Schriftliche Aufgabe A:
Stimmen die folgenden Aussagen mit dem Textauszug über die US-Hegemonie überein? Antworte jeweils mit Ja oder Nein und führe die entscheidenden Worte des Textauszugs wörtlich an.
(i) Li Yutang prägte seinen Satz zu Beginn des letzten Jahrhunderts.
(ii) Der Textauszug hält den Niedergang der US-Hegemonie für abgeschlossen.
(iii) Das US-Imperium hatte sein Debüt im frühen 20. Jahrhundert.
Schriftliche Aufgabe B:
Gib den Abschnitt des Textauszugs über die US-Hegemonie wörtlich wieder, der mit den Worten „Dies sollte zuallererst“ beginnt und mit „sie zu nutzen.“ endet.

Textauszug:
※ ※ ※
US-Hegemonie im Niedergang?
Der berühmte chinesische Essayist und Dichter Li Yutang hat zu Beginn des letzten Jahrhunderts einen passenden Satz zu dieser Frage geprägt: „Der Höhepunkt der Macht ist der Beginn der Dekadenz“. Vielleicht geht es genau darum, wenn man den Zustand eines Machtsystems beurteilen will, das durch das US-Imperium repräsentiert wird, das sein Debüt im späten 19. Jahrhundert hatte, als es sich in die Kämpfe um die Unabhänigkeit Kubas einmischte. Dieser Umstand gibt uns wahrscheinlich eine gewisse Autorität, um zu zeigen, dass die US-Hegemonie heute im Vergleich zu anderen Zeiten unumkehrbar den Weg zu ihren Niedergang eingeleitet hat.
Dies sollte zuallererst klargestellt werden. Es sollte uns nicht zu dem Missverständnis verleiten, dass dieser Niedergang abgeschlossen ist. Das Imperium verfügt noch über zahlreiche militärische, wirtschaftliche und subjektive Reserven sowie über die Erfahrung, die es braucht, um sie zu nutzen.
Die zeitgenössische Geschichte der Vereinigten Staaten kann aus verschiedenen Blickwinkeln betrachtet werden, aber sie lässt sich in ihrem Wandel zum Hegemon und ihrem ständigen Kampf, sich als als hegemoniale Nation zu behaupten zusammenfassen. Zum jetzigen Zeitpunkt kann man jedoch ohne übertriebenen Optimismus sagen, dass wir objektiv gesehen Zeugen des Niedergangs dieser Fähigkeit sind.
※ ※ ※
Ausgangsdaten:
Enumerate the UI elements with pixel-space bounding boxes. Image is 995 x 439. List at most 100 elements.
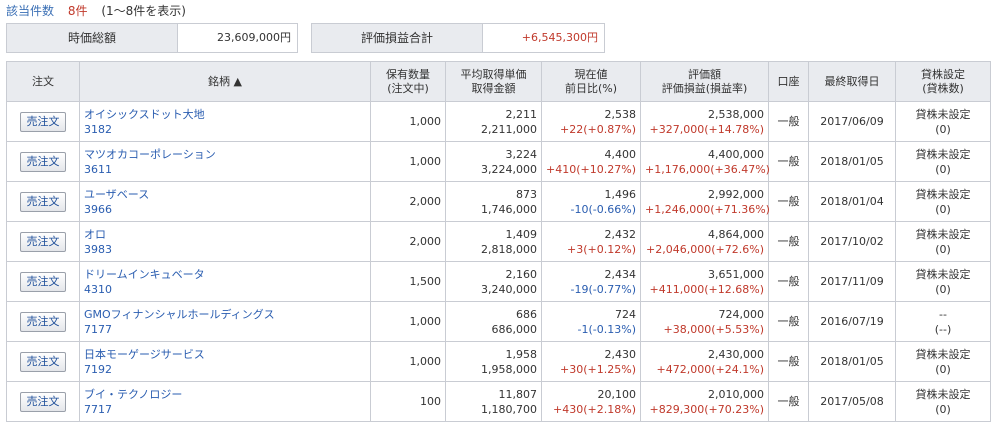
※ ※ ※
Lösung A:
(i) Ja: „hat zu Beginn des letzten Jahrhunderts einen passenden Satz zu dieser Frage geprägt“
(ii) Nein: „Es sollte uns nicht zu dem Missverständnis verleiten, dass dieser Niedergang abgeschlossen ist.“
(iii) Nein: „das sein Debüt im späten 19. Jahrhundert hatte“

Lösung B:
Dies sollte zuallererst klargestellt werden. Es sollte uns nicht zu dem Missverständnis verleiten, dass dieser Niedergang abgeschlossen ist. Das Imperium verfügt noch über zahlreiche militärische, wirtschaftliche und subjektive Reserven sowie über die Erfahrung, die es braucht, um sie zu nutzen.